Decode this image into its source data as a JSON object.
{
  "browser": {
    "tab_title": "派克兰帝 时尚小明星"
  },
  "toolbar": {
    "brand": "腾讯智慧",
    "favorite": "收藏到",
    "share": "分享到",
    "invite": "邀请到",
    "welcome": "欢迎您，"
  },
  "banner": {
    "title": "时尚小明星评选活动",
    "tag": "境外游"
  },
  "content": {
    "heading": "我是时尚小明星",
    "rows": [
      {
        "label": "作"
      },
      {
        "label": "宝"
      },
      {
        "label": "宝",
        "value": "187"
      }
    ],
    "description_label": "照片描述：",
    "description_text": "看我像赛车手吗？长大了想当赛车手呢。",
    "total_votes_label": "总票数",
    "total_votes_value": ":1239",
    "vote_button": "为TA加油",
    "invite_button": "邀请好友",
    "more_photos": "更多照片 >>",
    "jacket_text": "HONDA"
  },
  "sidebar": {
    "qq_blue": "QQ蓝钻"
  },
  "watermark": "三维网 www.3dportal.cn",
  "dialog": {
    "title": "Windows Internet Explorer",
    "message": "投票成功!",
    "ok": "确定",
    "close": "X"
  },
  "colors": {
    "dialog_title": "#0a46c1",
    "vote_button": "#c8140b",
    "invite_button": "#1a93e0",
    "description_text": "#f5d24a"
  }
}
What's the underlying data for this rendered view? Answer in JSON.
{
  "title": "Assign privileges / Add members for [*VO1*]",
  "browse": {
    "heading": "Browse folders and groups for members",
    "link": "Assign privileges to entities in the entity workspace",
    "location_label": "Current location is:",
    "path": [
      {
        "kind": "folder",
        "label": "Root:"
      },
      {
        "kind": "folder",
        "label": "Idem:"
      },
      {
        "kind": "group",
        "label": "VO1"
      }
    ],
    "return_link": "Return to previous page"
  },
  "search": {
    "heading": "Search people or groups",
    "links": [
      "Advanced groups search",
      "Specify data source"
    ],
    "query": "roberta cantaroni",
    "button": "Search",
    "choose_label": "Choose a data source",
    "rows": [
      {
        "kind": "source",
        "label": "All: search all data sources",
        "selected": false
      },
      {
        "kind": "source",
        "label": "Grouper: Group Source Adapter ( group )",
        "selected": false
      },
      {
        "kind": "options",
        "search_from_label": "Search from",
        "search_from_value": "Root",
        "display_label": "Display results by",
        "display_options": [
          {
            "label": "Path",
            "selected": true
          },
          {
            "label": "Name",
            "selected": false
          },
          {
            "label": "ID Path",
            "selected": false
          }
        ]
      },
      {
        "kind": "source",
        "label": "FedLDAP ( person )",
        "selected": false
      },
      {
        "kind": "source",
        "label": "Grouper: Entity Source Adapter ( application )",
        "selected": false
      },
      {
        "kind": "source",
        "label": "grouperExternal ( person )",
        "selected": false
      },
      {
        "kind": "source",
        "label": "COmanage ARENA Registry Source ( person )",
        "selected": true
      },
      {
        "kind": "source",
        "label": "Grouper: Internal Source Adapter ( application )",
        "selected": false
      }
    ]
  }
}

Task statement - All of the entries should be written out again exactly.

Complete response -
Decode this image into its source data as a JSON object.
{
  "browser": {
    "tab_title": "派克兰帝 时尚小明星"
  },
  "toolbar": {
    "brand": "腾讯智慧",
    "favorite": "收藏到",
    "share": "分享到",
    "invite": "邀请到",
    "welcome": "欢迎您，"
  },
  "banner": {
    "title": "时尚小明星评选活动",
    "tag": "境外游"
  },
  "content": {
    "heading": "我是时尚小明星",
    "rows": [
      {
        "label": "作"
      },
      {
        "label": "宝"
      },
      {
        "label": "宝",
        "value": "187"
      }
    ],
    "description_label": "照片描述：",
    "description_text": "看我像赛车手吗？长大了想当赛车手呢。",
    "total_votes_label": "总票数",
    "total_votes_value": ":1239",
    "vote_button": "为TA加油",
    "invite_button": "邀请好友",
    "more_photos": "更多照片 >>",
    "jacket_text": "HONDA"
  },
  "sidebar": {
    "qq_blue": "QQ蓝钻"
  },
  "watermark": "三维网 www.3dportal.cn",
  "dialog": {
    "title": "Windows Internet Explorer",
    "message": "投票成功!",
    "ok": "确定",
    "close": "X"
  },
  "colors": {
    "dialog_title": "#0a46c1",
    "vote_button": "#c8140b",
    "invite_button": "#1a93e0",
    "description_text": "#f5d24a"
  }
}
What's the underlying data for this rendered view? Answer in JSON.
{
  "title": "Assign privileges / Add members for [*VO1*]",
  "browse": {
    "heading": "Browse folders and groups for members",
    "link": "Assign privileges to entities in the entity workspace",
    "location_label": "Current location is:",
    "path": [
      {
        "kind": "folder",
        "label": "Root:"
      },
      {
        "kind": "folder",
        "label": "Idem:"
      },
      {
        "kind": "group",
        "label": "VO1"
      }
    ],
    "return_link": "Return to previous page"
  },
  "search": {
    "heading": "Search people or groups",
    "links": [
      "Advanced groups search",
      "Specify data source"
    ],
    "query": "roberta cantaroni",
    "button": "Search",
    "choose_label": "Choose a data source",
    "rows": [
      {
        "kind": "source",
        "label": "All: search all data sources",
        "selected": false
      },
      {
        "kind": "source",
        "label": "Grouper: Group Source Adapter ( group )",
        "selected": false
      },
      {
        "kind": "options",
        "search_from_label": "Search from",
        "search_from_value": "Root",
        "display_label": "Display results by",
        "display_options": [
          {
            "label": "Path",
            "selected": true
          },
          {
            "label": "Name",
            "selected": false
          },
          {
            "label": "ID Path",
            "selected": false
          }
        ]
      },
      {
        "kind": "source",
        "label": "FedLDAP ( person )",
        "selected": false
      },
      {
        "kind": "source",
        "label": "Grouper: Entity Source Adapter ( application )",
        "selected": false
      },
      {
        "kind": "source",
        "label": "grouperExternal ( person )",
        "selected": false
      },
      {
        "kind": "source",
        "label": "COmanage ARENA Registry Source ( person )",
        "selected": true
      },
      {
        "kind": "source",
        "label": "Grouper: Internal Source Adapter ( application )",
        "selected": false
      }
    ]
  }
}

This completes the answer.